**Article**
# Bootloader Unlock



## seanglew (Oct 11, 2011)

I have bionic for over 2 months. When I bought this phone I was so happy then I find out the bootloader is locked. Do you think we ever going to get it unlock? And how happy are you with you with your bionic?


----------



## razz1 (Oct 11, 2011)

seanglew said:


> I have bionic for over 2 months. When I bought this phone I was so happy then I find out the bootloader is locked. Do you think we ever going to get it unlock? And how happy are you with you with your bionic?


Well..I upgraded from a droidx to bionic thinking I was going to overclock and get new kernels. Boy was I wrong! I was very disappointed to say the least. But I got over it. I think the bionic is a great phone. My wife and son both still have the X and its hard to even look at there screen anymore. Wish I had a Gnex but thats besides the point. I wanted roms - got it.
I wanted to overclock - got it. Not fully, but its a good start. So whats not to like?
So that freakin bootloader...
I dont think it will ever be hacked but will be worked around. Devs are working on the overclock app so working around it is allready on the way. The bootloader didnt stop the X, and it wont stop a Bionic!


----------



## TheNeighbor (Nov 4, 2011)

seanglew said:


> I have bionic for over 2 months. When I bought this phone I was so happy then I find out the bootloader is locked. Do you think we ever going to get it unlock? And how happy are you with you with your bionic?


The bootloader on this phone will not get unlocked before your next upgrade, promise. I'm not thrilled with it for various reasons. Bloat, screen, locked bootloader, data drops. The phone launched and was immediately over shadowed by the Razr. The only reason I am even still interested in it is because of the developer support. These guys have the latest and greatest phones yet they still find time to build good, solid, free software for us Bionic users.

**List of tasks**
[A] In the bootloader unlock thread, which phone does TheNeighbor say overshadowed the Bionic at launch?
[B] Transcribe the bootloader thread starting at "I dont think" and ending at "stop a Bionic!".
[C] Go on with the Bionic bootloader thread after its last post.

**Data provided**
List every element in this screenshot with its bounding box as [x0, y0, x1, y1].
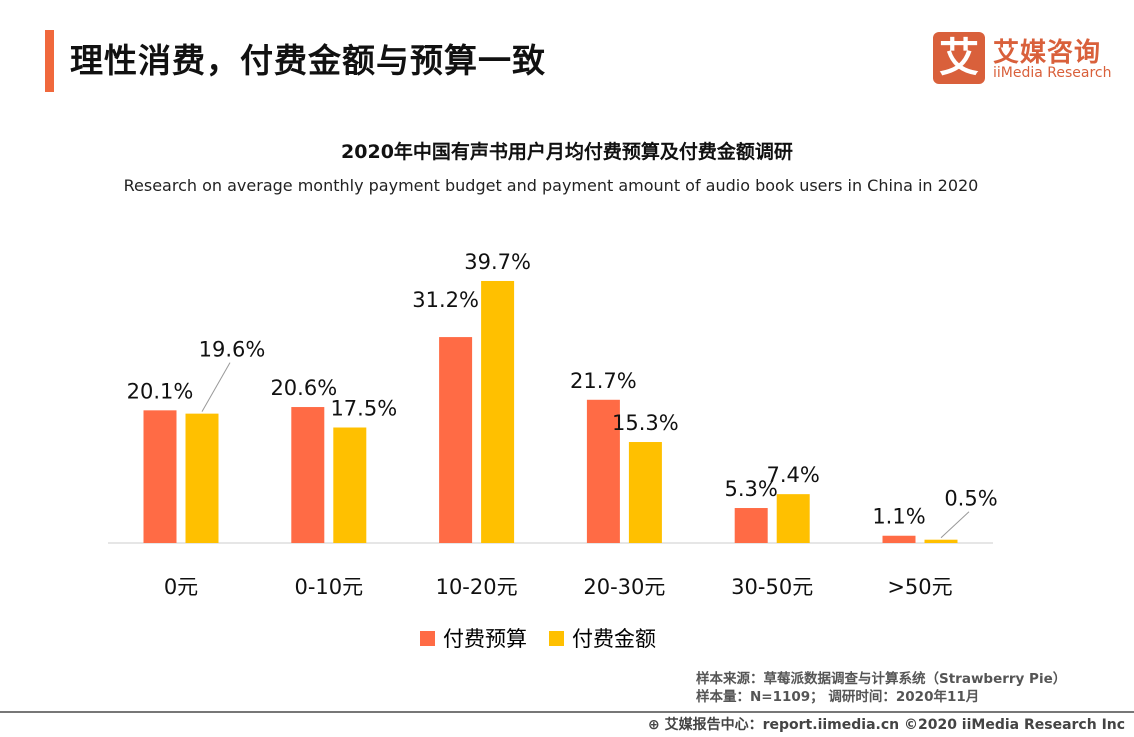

**Responses to the tasks**
[A] The Razr.

[B]
I dont think it will ever be hacked but will be worked around. Devs are working on the overclock app so working around it is allready on the way. The bootloader didnt stop the X, and it wont stop a Bionic!

[C]
----------



## bendrum30 (Oct 12, 2011)

TheNeighbor said:


> The bootloader on this phone will not get unlocked before your next upgrade, promise. I'm not thrilled with it for various reasons. Bloat, screen, locked bootloader, data drops. The phone launched and was immediately over shadowed by the Razr. The only reason I am even still interested in it is because of the developer support. These guys have the latest and greatest phones yet they still find time to build good, solid, free software for us Bionic users.


+1 Couldn't have said it better myself.

Sent from my DROID BIONIC using Tapatalk


----------



## seanglew (Oct 11, 2011)

thanks for the feedback, guys. i was thinking about Gnex or rezound, after reading a lot of Gnex's reviews i dont think i would want one. as for rezound still s-off it makes no sense if i get it. so I'm going to keep my bionic plus I'm eligible to upgrade anytime i want to.

edit: i love bionic hardware. i think it will out last any phone in the market right now.


----------



## N2Droid (Sep 14, 2011)

Either way locked or not i really love my Bionic.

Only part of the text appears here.